**Work to complete**
Please quote the passage of the essay on puzzles below that begins with the words containing "When I moved" and ends with "need of it.".

**Source excerpt**
I have never been one for puzzles. I usually find them either annoying (if I can’t solve them) or tedious (if I can). I remember as a child entering a competition in a comic. You had to match famous exploits with the names of the people who had performed them. I knew that I had all the correct answers and was excited because the prize was a Jetex engine for powering model aircraft. I felt I was sure to win and was therefore disappointed never to receive a prize – the available prizes were no doubt all used up before they got to my entry.

That may seem a trivial setback but in a sense it marked me for life, convincing me that puzzles and competitions were not worth the effort, worthy neither in themselves nor for the results they produced.

An exception to this was Mahjongg. I am not talking about the game played by several players, possibly for money, but the solitaire version developed for computers. You know the sort of thing: the program generates the graphical representation of a heap of Mahjongg tiles and you have to remove them all by eliminating them in pairs. It is not at all easy to complete the puzzle but, equally, it is not at all intellectually demanding. In fact, it soon becomes pretty boring.

Despite this, there were times in my life when I played Mahjongg solitaire a lot, perhaps for hours at a time. I think this was when I was stressed or worried about something. I would plink away at the tiles despite knowing, in the back of my mind, that there were more important things I ought to be doing. That is perhaps the clue: Mahjongg for the moment pushed my worries to the back of my mind and gave me some hours of quasi peace.

When I moved to Islington and acquired a new computer, it did not have Mahjongg on it and I never bothered to install the game. Perhaps I no longer had need of it.

Then, through Tigger, I discovered Sudoku. At first, I was as reluctant to try this, especially as, at first sight, it seemed difficult. However, by dint of perseverance, I soon discovered patterns and short cuts and became, if not an addict, something that closely resembled it. I collected all the Sudoku puzzles I could find and dispatched them, almost as if this was now my role in life. I would write in pencil so that if the puzzle went wrong, I could rub out the numbers and start again.

After several months of Sudokuphilia, my passion cooled to more reasonable levels. I still do Sudoku, and still do them in pencil, but not so voraciously as I once did. I do about 10 a week, that is, I do those in the Metro and the City AM free newspapers.

I usually take the City AM Sudoku to bed with me. It’s a race between completing the puzzle or falling asleep. As a result, one puzzle may last me two or even three bedtimes. The City AM Sudoku is usually not difficult but is just about right for bedtime as it can be solved logically and requires no extra-logical explorations.

**Given data**
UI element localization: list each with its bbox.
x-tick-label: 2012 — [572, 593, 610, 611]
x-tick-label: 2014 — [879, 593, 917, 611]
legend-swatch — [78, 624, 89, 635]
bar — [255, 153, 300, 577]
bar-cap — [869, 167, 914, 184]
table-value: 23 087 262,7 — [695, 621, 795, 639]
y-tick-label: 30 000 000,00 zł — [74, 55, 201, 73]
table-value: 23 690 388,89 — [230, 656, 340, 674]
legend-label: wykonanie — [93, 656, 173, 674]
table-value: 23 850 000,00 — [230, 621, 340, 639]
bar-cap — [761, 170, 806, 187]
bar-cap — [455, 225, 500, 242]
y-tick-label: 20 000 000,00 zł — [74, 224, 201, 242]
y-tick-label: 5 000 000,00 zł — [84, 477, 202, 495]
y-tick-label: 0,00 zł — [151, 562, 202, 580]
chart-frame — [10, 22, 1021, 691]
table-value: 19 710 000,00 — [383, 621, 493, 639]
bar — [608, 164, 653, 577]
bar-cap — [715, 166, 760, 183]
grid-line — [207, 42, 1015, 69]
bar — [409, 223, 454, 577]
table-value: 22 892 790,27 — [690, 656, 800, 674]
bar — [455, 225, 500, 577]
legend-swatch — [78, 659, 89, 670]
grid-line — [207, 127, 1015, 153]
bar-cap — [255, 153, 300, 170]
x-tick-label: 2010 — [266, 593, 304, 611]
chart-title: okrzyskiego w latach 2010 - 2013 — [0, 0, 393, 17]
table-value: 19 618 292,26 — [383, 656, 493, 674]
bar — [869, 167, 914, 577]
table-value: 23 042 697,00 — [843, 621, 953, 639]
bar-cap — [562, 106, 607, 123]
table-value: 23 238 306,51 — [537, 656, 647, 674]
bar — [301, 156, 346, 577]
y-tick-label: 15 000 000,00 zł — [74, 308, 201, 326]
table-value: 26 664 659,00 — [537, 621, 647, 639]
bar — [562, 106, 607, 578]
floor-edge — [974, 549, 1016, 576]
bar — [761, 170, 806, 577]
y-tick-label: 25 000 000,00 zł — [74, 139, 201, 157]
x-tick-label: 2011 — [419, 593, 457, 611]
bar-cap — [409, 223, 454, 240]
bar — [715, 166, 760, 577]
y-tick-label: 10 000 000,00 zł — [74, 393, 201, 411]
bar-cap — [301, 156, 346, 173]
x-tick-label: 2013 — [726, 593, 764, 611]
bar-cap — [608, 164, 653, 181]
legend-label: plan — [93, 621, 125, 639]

**Written response**
When I moved to Islington and acquired a new computer, it did not have Mahjongg on it and I never bothered to install the game. Perhaps I no longer had need of it.